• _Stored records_
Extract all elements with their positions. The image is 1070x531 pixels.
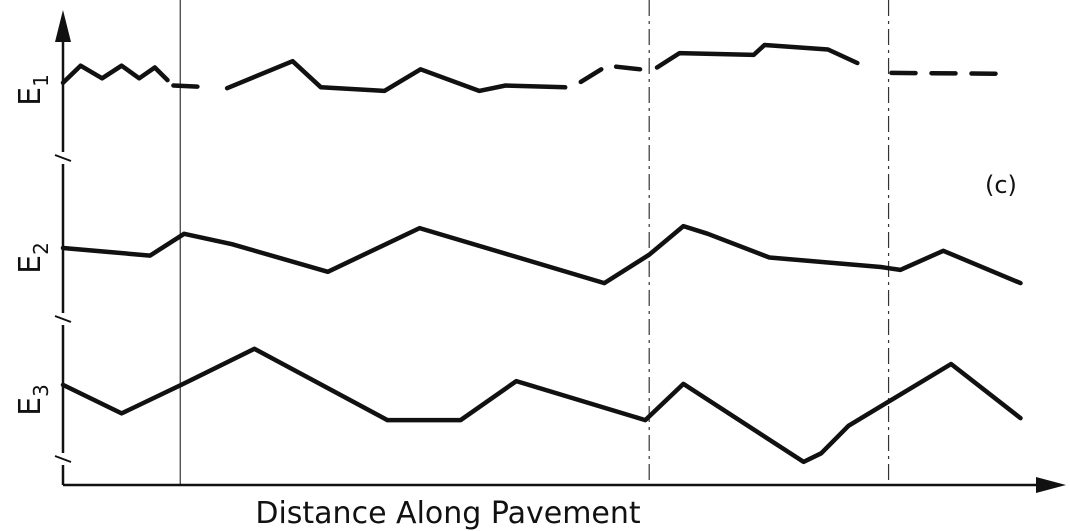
- series-e1-segment-4: [578, 63, 651, 85]
- series-layer: [60, 42, 1023, 465]
- series-labels: E1 E2 E3: [13, 74, 53, 416]
- y-axis-break-2: [54, 315, 72, 323]
- series-e1-segment-1: [60, 63, 170, 86]
- series-e1-segment-7: [889, 70, 1011, 77]
- y-axis-arrowhead: [55, 10, 71, 42]
- series-e2-segment-1: [60, 223, 1023, 286]
- axes: [54, 10, 1066, 493]
- y-axis-break-3: [54, 455, 72, 463]
- series-e1-segment-5: [654, 42, 860, 70]
- series-label-e2: E2: [13, 242, 53, 274]
- series-e1-segment-2: [171, 83, 215, 90]
- series-e3: [60, 346, 1023, 465]
- series-e3-segment-1: [60, 346, 1023, 465]
- series-label-e3: E3: [13, 384, 53, 416]
- series-e1-segment-3: [224, 58, 568, 94]
- series-e2: [60, 223, 1023, 286]
- x-axis-arrowhead: [1036, 477, 1066, 493]
- y-axis-break-1: [54, 154, 72, 162]
- series-label-e1: E1: [13, 74, 53, 106]
- vertical-markers: [179, 0, 890, 485]
- series-e1: [60, 42, 1011, 94]
- panel-label: (c): [985, 171, 1017, 199]
- x-axis-label: Distance Along Pavement: [255, 496, 641, 531]
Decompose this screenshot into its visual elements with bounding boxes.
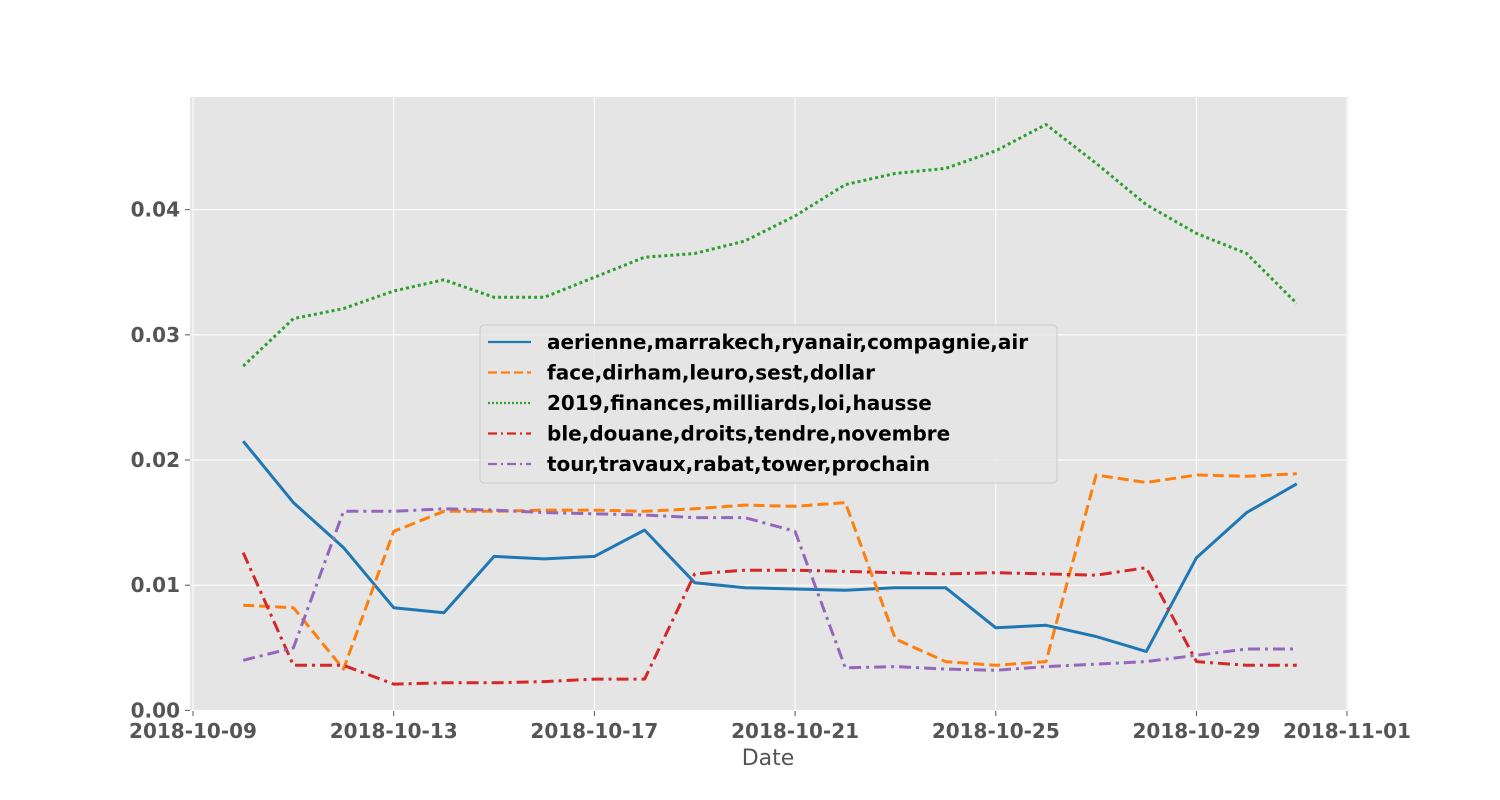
legend-label: aerienne,marrakech,ryanair,compagnie,air [547, 330, 1028, 354]
legend-label: tour,travaux,rabat,tower,prochain [547, 452, 930, 476]
y-tick-label: 0.03 [131, 323, 180, 347]
legend: aerienne,marrakech,ryanair,compagnie,air… [479, 324, 1058, 484]
x-axis-title: Date [742, 746, 795, 771]
legend-label: 2019,finances,milliards,loi,hausse [547, 391, 932, 415]
x-axis-ticks: 2018-10-09 2018-10-13 2018-10-17 2018-10-21… [129, 711, 1411, 743]
series-line-3 [242, 123, 1298, 368]
x-tick-label: 2018-10-09 [129, 719, 257, 743]
series-line-2 [243, 472, 1297, 671]
x-tick-label: 2018-11-01 [1283, 719, 1411, 743]
y-axis-ticks: 0.00 0.01 0.02 0.03 0.04 [131, 198, 190, 722]
y-tick-label: 0.00 [131, 698, 180, 722]
y-tick-label: 0.02 [131, 448, 180, 472]
x-tick-label: 2018-10-25 [932, 719, 1060, 743]
x-tick-label: 2018-10-17 [530, 719, 658, 743]
x-tick-label: 2018-10-29 [1133, 719, 1261, 743]
series-line-4 [241, 551, 1297, 686]
y-tick-label: 0.04 [131, 198, 180, 222]
series-lines [241, 123, 1298, 686]
y-tick-label: 0.01 [131, 573, 180, 597]
legend-box [479, 324, 1058, 484]
series-line-1 [242, 440, 1298, 653]
x-tick-label: 2018-10-13 [330, 719, 458, 743]
legend-label: ble,douane,droits,tendre,novembre [547, 422, 950, 446]
legend-label: face,dirham,leuro,sest,dollar [547, 361, 875, 385]
x-tick-label: 2018-10-21 [731, 719, 859, 743]
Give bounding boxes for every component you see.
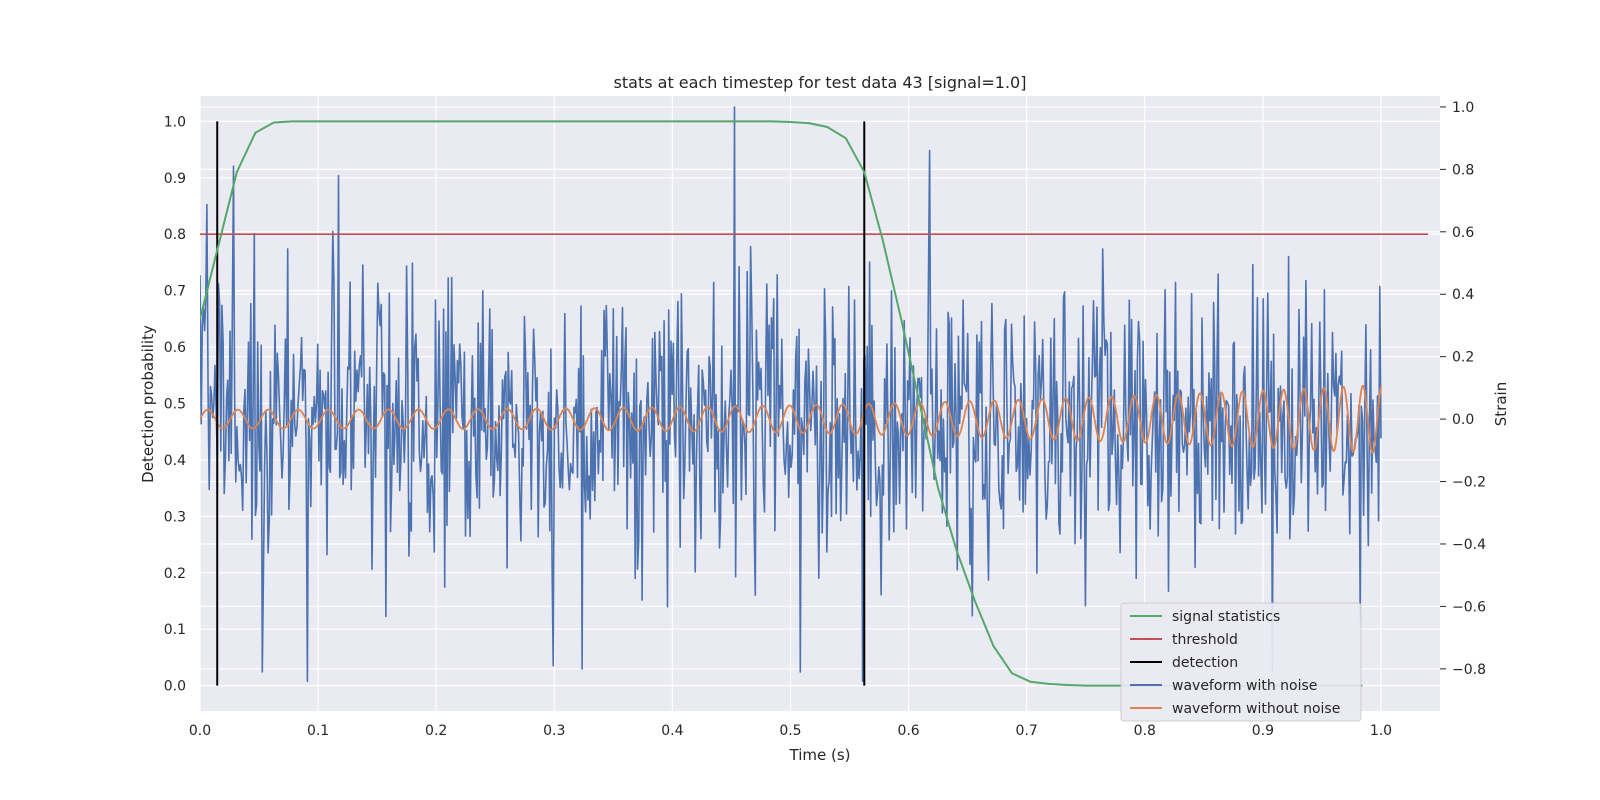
x-tick-label-7: 0.7	[1016, 723, 1038, 739]
y-tick-labels: 0.0 0.1 0.2 0.3 0.4 0.5 0.6 0.7 0.8 0.9 1.0	[164, 114, 186, 694]
y2-tick-label-9: 1.0	[1452, 100, 1474, 116]
legend-label-threshold: threshold	[1172, 632, 1238, 648]
y2-tick-label-2: −0.4	[1452, 537, 1486, 553]
y-tick-label-5: 0.5	[164, 397, 186, 413]
y-tick-label-0: 0.0	[164, 679, 186, 695]
x-tick-label-0: 0.0	[189, 723, 211, 739]
x-tick-label-4: 0.4	[661, 723, 683, 739]
legend-box	[1120, 602, 1362, 722]
x-axis-label: Time (s)	[789, 746, 851, 764]
legend-label-waveform-without-noise: waveform without noise	[1172, 701, 1340, 717]
legend: signal statistics threshold detection wa…	[1120, 602, 1362, 722]
y-tick-label-8: 0.8	[164, 227, 186, 243]
series-waveform-with-noise	[200, 106, 1382, 683]
x-tick-label-2: 0.2	[425, 723, 447, 739]
x-tick-label-9: 0.9	[1252, 723, 1274, 739]
y2-tick-label-6: 0.4	[1452, 287, 1474, 303]
y-axis-label: Detection probability	[139, 325, 157, 483]
chart-title: stats at each timestep for test data 43 …	[614, 73, 1027, 92]
y2-tick-label-1: −0.6	[1452, 599, 1486, 615]
x-tick-labels: 0.0 0.1 0.2 0.3 0.4 0.5 0.6 0.7 0.8 0.9 1.0	[189, 723, 1392, 739]
y2-tick-label-4: 0.0	[1452, 412, 1474, 428]
y-tick-label-2: 0.2	[164, 566, 186, 582]
x-tick-label-5: 0.5	[779, 723, 801, 739]
x-tick-label-1: 0.1	[307, 723, 329, 739]
y-tick-label-6: 0.6	[164, 340, 186, 356]
y-tick-label-9: 0.9	[164, 171, 186, 187]
y2-tick-label-7: 0.6	[1452, 225, 1474, 241]
y2-tick-label-3: −0.2	[1452, 475, 1486, 491]
y2-tick-labels: −0.8 −0.6 −0.4 −0.2 0.0 0.2 0.4 0.6 0.8 1.0	[1440, 100, 1486, 678]
y2-axis-label: Strain	[1492, 382, 1510, 426]
x-tick-label-6: 0.6	[897, 723, 919, 739]
legend-label-signal-statistics: signal statistics	[1172, 609, 1280, 625]
legend-label-waveform-with-noise: waveform with noise	[1172, 678, 1317, 694]
y2-tick-label-5: 0.2	[1452, 350, 1474, 366]
y-tick-label-4: 0.4	[164, 453, 186, 469]
series-waveform-without-noise	[200, 384, 1382, 454]
x-tick-label-8: 0.8	[1134, 723, 1156, 739]
y-tick-label-10: 1.0	[164, 114, 186, 130]
y2-tick-label-0: −0.8	[1452, 662, 1486, 678]
x-tick-label-10: 1.0	[1370, 723, 1392, 739]
y-tick-label-1: 0.1	[164, 622, 186, 638]
legend-label-detection: detection	[1172, 655, 1238, 671]
y2-tick-label-8: 0.8	[1452, 162, 1474, 178]
y-tick-label-7: 0.7	[164, 284, 186, 300]
y-tick-label-3: 0.3	[164, 509, 186, 525]
x-tick-label-3: 0.3	[543, 723, 565, 739]
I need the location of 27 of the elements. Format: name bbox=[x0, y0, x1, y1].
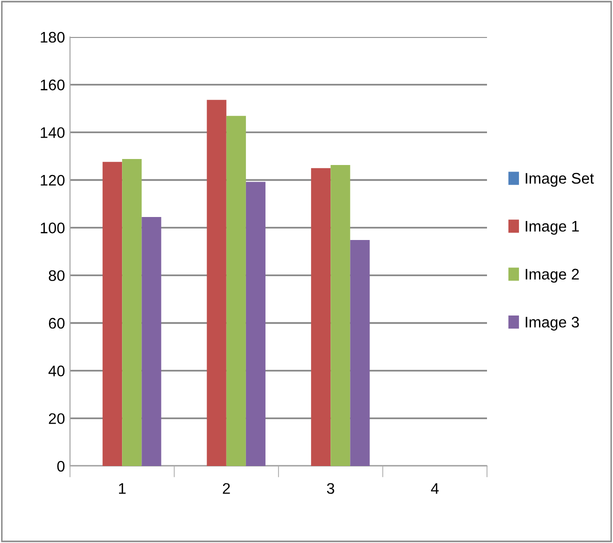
x-tick-label: 1 bbox=[119, 483, 126, 494]
bar bbox=[246, 182, 266, 466]
bar bbox=[350, 240, 370, 466]
legend-label: Image 3 bbox=[526, 316, 579, 331]
x-tick-label: 4 bbox=[430, 483, 439, 494]
y-tick-label: 80 bbox=[48, 270, 65, 282]
y-tick-label: 20 bbox=[48, 413, 65, 424]
bar bbox=[206, 100, 226, 466]
y-tick-label: 120 bbox=[40, 174, 65, 186]
bar bbox=[311, 168, 331, 466]
y-tick-label: 140 bbox=[40, 127, 65, 138]
y-tick-label: 160 bbox=[40, 80, 65, 90]
bar bbox=[142, 216, 162, 466]
y-tick-label: 0 bbox=[57, 460, 65, 472]
y-tick-label: 100 bbox=[40, 222, 65, 234]
bar bbox=[102, 162, 122, 466]
x-tick-label: 2 bbox=[222, 483, 230, 494]
bar bbox=[122, 159, 142, 466]
y-tick-label: 60 bbox=[48, 318, 65, 329]
y-tick-label: 180 bbox=[40, 32, 65, 43]
bar bbox=[330, 164, 350, 466]
legend-label: Image Set bbox=[526, 172, 594, 187]
y-tick-label: 40 bbox=[48, 366, 65, 376]
legend-label: Image 2 bbox=[526, 268, 579, 283]
bar bbox=[226, 116, 246, 466]
legend-label: Image 1 bbox=[526, 221, 579, 235]
x-tick-label: 3 bbox=[326, 483, 334, 494]
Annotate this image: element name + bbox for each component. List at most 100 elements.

• _Your objective_
Render the material as a numbered list, starting at the line that contains "x-tick-label: 1 bbox=[119, 483, 126, 494]" and running through the end of the material, with both ends included. Leave out any blank lines.

• _Solution_
1. x-tick-label: 1 bbox=[119, 483, 126, 494]
2. bar bbox=[246, 182, 266, 466]
3. bar bbox=[350, 240, 370, 466]
4. legend-label: Image 3 bbox=[526, 316, 579, 331]
5. x-tick-label: 4 bbox=[430, 483, 439, 494]
6. y-tick-label: 80 bbox=[48, 270, 65, 282]
7. y-tick-label: 20 bbox=[48, 413, 65, 424]
8. bar bbox=[206, 100, 226, 466]
9. y-tick-label: 120 bbox=[40, 174, 65, 186]
10. bar bbox=[311, 168, 331, 466]
11. y-tick-label: 140 bbox=[40, 127, 65, 138]
12. y-tick-label: 160 bbox=[40, 80, 65, 90]
13. bar bbox=[142, 216, 162, 466]
14. y-tick-label: 0 bbox=[57, 460, 65, 472]
15. y-tick-label: 100 bbox=[40, 222, 65, 234]
16. bar bbox=[102, 162, 122, 466]
17. x-tick-label: 2 bbox=[222, 483, 230, 494]
18. bar bbox=[122, 159, 142, 466]
19. y-tick-label: 60 bbox=[48, 318, 65, 329]
20. y-tick-label: 180 bbox=[40, 32, 65, 43]
21. bar bbox=[330, 164, 350, 466]
22. legend-label: Image Set bbox=[526, 172, 594, 187]
23. y-tick-label: 40 bbox=[48, 366, 65, 376]
24. legend-label: Image 2 bbox=[526, 268, 579, 283]
25. bar bbox=[226, 116, 246, 466]
26. legend-label: Image 1 bbox=[526, 221, 579, 235]
27. x-tick-label: 3 bbox=[326, 483, 334, 494]
28. Annotate this image: element name + bbox for each component. List at most 100 elements.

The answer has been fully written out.